- **JOB**
Give the number of lines in the records below that include "использованием", and nothing more.

- **DATA FOR THE TASK**
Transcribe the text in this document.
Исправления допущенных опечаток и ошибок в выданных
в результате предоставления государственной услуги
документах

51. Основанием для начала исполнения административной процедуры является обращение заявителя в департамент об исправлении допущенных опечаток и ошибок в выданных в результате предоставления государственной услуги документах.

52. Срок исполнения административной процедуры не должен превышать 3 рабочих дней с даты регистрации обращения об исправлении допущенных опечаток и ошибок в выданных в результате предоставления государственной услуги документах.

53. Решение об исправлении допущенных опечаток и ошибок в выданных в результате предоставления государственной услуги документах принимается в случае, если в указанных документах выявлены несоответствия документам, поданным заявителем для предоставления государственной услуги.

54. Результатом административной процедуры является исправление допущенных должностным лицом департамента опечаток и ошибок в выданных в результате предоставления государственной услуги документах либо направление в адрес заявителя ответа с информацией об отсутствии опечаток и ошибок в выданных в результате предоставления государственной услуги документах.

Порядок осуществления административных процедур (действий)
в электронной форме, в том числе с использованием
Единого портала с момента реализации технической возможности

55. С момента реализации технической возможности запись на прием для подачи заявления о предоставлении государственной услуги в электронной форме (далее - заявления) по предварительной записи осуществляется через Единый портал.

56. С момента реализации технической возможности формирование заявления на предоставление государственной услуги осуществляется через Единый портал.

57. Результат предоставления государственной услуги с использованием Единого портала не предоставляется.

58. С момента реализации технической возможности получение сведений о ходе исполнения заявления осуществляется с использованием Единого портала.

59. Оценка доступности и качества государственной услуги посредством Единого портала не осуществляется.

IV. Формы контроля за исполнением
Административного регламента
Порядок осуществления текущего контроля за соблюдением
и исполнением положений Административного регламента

- **THE RESULT**
3